» Directions
List every line of the records below that contains the word "equation".

» Records from a dataset
┌──

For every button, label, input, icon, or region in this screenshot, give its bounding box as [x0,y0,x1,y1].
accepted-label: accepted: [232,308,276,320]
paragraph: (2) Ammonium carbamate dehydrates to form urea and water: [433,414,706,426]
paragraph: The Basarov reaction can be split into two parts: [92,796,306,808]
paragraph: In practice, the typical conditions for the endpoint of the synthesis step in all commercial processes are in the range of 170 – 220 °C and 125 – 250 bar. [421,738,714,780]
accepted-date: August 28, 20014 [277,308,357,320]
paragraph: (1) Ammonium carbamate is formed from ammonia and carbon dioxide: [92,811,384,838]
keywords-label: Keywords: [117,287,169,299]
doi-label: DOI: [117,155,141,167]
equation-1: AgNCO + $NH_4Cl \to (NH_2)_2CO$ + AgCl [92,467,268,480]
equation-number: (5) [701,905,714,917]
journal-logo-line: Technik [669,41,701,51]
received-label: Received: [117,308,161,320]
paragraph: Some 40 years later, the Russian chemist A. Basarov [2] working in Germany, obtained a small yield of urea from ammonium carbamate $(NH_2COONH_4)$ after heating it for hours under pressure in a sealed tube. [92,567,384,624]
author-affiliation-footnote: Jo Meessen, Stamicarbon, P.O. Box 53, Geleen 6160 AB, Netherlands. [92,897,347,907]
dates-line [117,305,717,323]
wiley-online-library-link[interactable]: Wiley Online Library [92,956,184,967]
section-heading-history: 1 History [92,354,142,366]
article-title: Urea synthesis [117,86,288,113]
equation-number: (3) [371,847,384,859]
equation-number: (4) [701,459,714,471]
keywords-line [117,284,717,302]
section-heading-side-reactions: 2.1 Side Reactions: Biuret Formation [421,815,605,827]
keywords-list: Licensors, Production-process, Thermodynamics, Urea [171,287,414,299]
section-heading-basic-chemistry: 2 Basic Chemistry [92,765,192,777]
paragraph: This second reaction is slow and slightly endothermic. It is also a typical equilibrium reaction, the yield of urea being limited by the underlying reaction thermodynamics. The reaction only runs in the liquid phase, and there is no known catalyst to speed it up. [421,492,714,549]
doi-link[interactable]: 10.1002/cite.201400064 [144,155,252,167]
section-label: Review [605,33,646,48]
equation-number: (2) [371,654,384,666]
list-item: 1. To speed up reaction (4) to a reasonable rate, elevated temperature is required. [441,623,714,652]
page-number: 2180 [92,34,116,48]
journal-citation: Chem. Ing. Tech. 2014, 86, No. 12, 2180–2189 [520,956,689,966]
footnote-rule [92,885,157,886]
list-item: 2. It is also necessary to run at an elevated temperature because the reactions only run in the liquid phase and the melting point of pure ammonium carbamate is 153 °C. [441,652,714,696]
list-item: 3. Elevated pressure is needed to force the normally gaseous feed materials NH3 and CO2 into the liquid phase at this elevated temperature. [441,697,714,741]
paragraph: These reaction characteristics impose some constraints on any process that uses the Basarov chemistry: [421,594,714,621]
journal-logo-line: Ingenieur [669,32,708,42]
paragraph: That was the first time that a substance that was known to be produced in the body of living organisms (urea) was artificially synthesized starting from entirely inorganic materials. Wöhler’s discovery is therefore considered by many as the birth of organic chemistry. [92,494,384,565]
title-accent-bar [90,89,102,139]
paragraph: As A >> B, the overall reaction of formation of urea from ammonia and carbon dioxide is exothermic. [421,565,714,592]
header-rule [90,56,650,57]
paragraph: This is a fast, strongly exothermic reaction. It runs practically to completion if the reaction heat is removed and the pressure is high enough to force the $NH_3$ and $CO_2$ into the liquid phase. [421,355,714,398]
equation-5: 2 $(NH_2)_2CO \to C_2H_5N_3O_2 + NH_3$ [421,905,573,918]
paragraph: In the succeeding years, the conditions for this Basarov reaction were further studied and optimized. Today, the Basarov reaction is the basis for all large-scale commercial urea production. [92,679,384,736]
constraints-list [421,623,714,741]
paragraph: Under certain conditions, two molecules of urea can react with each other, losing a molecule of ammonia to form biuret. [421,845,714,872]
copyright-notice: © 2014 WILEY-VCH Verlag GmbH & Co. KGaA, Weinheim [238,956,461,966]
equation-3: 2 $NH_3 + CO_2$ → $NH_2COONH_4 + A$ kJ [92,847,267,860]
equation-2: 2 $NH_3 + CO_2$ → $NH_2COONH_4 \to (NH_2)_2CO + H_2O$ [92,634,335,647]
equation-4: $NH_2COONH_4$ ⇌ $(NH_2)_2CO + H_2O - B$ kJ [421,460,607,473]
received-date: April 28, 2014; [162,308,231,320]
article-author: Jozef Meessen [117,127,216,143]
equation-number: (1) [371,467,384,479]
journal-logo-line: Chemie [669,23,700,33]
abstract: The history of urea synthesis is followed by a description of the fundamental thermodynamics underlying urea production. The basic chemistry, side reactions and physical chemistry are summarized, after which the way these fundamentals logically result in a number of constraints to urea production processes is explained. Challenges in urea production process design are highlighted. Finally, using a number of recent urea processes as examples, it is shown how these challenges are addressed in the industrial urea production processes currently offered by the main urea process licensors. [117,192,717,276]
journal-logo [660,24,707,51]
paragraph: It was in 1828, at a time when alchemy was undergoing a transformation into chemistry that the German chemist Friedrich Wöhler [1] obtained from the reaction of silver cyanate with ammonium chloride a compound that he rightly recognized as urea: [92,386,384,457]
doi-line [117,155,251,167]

└──

» Worked solution
equation-1: AgNCO + $NH_4Cl \to (NH_2)_2CO$ + AgCl [92,467,268,480]
equation-number: (5) [701,905,714,917]
equation-number: (3) [371,847,384,859]
equation-number: (4) [701,459,714,471]
equation-number: (2) [371,654,384,666]
equation-5: 2 $(NH_2)_2CO \to C_2H_5N_3O_2 + NH_3$ [421,905,573,918]
equation-3: 2 $NH_3 + CO_2$ → $NH_2COONH_4 + A$ kJ [92,847,267,860]
equation-2: 2 $NH_3 + CO_2$ → $NH_2COONH_4 \to (NH_2)_2CO + H_2O$ [92,634,335,647]
equation-4: $NH_2COONH_4$ ⇌ $(NH_2)_2CO + H_2O - B$ kJ [421,460,607,473]
equation-number: (1) [371,467,384,479]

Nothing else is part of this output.